--- BEGIN Excerpted records ---

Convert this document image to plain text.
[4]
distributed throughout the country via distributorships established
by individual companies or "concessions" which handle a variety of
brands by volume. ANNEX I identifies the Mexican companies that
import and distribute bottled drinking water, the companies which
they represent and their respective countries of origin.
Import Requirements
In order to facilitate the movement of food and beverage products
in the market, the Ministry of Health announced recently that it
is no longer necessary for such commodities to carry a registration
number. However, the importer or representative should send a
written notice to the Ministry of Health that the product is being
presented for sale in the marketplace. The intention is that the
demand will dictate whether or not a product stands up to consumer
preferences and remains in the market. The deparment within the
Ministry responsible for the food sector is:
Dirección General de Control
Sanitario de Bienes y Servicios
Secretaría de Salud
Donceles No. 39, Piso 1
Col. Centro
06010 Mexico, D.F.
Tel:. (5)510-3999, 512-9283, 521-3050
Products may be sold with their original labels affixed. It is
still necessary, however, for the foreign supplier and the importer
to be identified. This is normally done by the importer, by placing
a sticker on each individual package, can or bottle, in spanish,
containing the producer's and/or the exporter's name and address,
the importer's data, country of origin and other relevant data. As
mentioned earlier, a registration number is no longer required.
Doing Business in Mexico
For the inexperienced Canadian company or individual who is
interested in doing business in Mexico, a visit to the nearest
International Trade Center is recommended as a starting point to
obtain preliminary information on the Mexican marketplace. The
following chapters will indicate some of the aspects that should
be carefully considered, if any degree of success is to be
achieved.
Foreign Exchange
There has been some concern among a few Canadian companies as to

--- END Excerpted records ---

> _Exercise details_: Reproduce each entry above exactly, keeping every word.

> _Solution for this exercise_:
Convert this document image to plain text.
[4]
distributed throughout the country via distributorships established
by individual companies or "concessions" which handle a variety of
brands by volume. ANNEX I identifies the Mexican companies that
import and distribute bottled drinking water, the companies which
they represent and their respective countries of origin.
Import Requirements
In order to facilitate the movement of food and beverage products
in the market, the Ministry of Health announced recently that it
is no longer necessary for such commodities to carry a registration
number. However, the importer or representative should send a
written notice to the Ministry of Health that the product is being
presented for sale in the marketplace. The intention is that the
demand will dictate whether or not a product stands up to consumer
preferences and remains in the market. The deparment within the
Ministry responsible for the food sector is:
Dirección General de Control
Sanitario de Bienes y Servicios
Secretaría de Salud
Donceles No. 39, Piso 1
Col. Centro
06010 Mexico, D.F.
Tel:. (5)510-3999, 512-9283, 521-3050
Products may be sold with their original labels affixed. It is
still necessary, however, for the foreign supplier and the importer
to be identified. This is normally done by the importer, by placing
a sticker on each individual package, can or bottle, in spanish,
containing the producer's and/or the exporter's name and address,
the importer's data, country of origin and other relevant data. As
mentioned earlier, a registration number is no longer required.
Doing Business in Mexico
For the inexperienced Canadian company or individual who is
interested in doing business in Mexico, a visit to the nearest
International Trade Center is recommended as a starting point to
obtain preliminary information on the Mexican marketplace. The
following chapters will indicate some of the aspects that should
be carefully considered, if any degree of success is to be
achieved.
Foreign Exchange
There has been some concern among a few Canadian companies as to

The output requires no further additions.